• [Extracted material]:
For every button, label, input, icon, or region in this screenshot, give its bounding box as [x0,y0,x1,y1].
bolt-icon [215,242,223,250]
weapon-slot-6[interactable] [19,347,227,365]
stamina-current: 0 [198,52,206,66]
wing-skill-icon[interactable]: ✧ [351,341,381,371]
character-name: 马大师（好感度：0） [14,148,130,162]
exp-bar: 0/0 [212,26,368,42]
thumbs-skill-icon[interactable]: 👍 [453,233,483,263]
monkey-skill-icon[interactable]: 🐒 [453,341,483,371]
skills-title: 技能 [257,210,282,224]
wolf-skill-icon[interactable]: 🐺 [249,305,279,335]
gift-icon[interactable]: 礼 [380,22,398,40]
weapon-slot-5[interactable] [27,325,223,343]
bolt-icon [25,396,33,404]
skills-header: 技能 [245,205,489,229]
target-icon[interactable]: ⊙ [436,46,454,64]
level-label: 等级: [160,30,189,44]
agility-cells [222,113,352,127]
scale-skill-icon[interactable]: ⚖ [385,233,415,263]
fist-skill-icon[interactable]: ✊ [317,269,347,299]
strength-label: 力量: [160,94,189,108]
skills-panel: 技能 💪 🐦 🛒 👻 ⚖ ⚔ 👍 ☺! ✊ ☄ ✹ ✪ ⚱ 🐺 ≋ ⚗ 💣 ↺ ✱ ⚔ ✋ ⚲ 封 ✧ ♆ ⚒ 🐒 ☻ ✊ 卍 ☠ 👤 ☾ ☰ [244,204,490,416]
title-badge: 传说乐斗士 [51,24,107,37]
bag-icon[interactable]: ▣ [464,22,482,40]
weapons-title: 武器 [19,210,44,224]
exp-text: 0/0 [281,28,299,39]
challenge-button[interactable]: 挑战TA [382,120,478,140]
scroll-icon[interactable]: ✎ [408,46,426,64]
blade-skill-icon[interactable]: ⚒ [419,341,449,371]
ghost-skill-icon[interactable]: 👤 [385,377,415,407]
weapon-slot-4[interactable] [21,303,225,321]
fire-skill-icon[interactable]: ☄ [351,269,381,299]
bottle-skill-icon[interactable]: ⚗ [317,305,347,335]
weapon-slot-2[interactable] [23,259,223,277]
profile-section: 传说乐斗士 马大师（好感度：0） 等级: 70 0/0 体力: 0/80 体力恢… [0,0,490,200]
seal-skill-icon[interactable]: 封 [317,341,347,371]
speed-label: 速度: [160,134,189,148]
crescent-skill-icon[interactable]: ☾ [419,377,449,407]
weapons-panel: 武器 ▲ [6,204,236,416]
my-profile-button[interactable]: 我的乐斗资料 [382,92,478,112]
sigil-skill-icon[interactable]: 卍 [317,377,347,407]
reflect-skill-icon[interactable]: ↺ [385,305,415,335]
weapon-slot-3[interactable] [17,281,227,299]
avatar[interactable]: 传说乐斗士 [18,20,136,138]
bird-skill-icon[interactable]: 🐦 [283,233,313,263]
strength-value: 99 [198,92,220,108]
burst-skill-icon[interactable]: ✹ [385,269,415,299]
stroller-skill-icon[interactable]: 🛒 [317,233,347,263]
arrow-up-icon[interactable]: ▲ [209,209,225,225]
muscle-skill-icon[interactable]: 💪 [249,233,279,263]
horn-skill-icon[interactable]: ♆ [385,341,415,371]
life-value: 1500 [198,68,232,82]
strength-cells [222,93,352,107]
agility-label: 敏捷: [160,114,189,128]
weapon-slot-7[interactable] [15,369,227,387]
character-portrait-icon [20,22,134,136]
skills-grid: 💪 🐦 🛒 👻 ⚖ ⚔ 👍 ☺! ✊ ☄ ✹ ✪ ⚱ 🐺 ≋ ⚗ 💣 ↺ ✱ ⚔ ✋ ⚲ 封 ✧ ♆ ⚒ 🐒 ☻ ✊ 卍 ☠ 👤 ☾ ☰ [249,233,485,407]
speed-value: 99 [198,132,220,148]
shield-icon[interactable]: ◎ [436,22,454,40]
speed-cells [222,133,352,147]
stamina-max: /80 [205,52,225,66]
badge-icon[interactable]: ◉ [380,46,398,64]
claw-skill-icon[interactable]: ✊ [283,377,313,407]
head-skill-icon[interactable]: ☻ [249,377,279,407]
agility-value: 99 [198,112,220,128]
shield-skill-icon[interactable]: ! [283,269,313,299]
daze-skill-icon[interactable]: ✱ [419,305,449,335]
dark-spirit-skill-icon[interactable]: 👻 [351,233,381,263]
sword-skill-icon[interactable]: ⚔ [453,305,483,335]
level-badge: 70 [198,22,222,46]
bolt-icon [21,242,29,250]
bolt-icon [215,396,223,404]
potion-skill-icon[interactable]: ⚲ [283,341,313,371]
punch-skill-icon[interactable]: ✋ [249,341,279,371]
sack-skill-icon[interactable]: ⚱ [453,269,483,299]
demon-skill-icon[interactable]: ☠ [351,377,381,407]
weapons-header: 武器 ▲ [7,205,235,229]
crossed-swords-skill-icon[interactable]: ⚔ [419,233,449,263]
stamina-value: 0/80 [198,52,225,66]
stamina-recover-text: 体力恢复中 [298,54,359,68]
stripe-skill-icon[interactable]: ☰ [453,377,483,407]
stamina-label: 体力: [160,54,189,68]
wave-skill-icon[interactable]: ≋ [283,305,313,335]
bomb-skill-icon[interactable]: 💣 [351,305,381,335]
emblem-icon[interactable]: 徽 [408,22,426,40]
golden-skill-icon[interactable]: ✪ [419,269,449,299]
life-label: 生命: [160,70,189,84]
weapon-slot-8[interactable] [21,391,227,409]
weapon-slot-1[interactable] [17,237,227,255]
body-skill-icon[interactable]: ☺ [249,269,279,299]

• [Exercise directions]: Reproduce the part of the records that opens with the first line and closes with the line containing "fist-skill-icon[interactable]: ✊ [317,269,347,299]", both ends included.

• [Reply to the exercise]:
For every button, label, input, icon, or region in this screenshot, give its bounding box as [x0,y0,x1,y1].
bolt-icon [215,242,223,250]
weapon-slot-6[interactable] [19,347,227,365]
stamina-current: 0 [198,52,206,66]
wing-skill-icon[interactable]: ✧ [351,341,381,371]
character-name: 马大师（好感度：0） [14,148,130,162]
exp-bar: 0/0 [212,26,368,42]
thumbs-skill-icon[interactable]: 👍 [453,233,483,263]
monkey-skill-icon[interactable]: 🐒 [453,341,483,371]
skills-title: 技能 [257,210,282,224]
wolf-skill-icon[interactable]: 🐺 [249,305,279,335]
gift-icon[interactable]: 礼 [380,22,398,40]
weapon-slot-5[interactable] [27,325,223,343]
bolt-icon [25,396,33,404]
skills-header: 技能 [245,205,489,229]
target-icon[interactable]: ⊙ [436,46,454,64]
level-label: 等级: [160,30,189,44]
agility-cells [222,113,352,127]
scale-skill-icon[interactable]: ⚖ [385,233,415,263]
fist-skill-icon[interactable]: ✊ [317,269,347,299]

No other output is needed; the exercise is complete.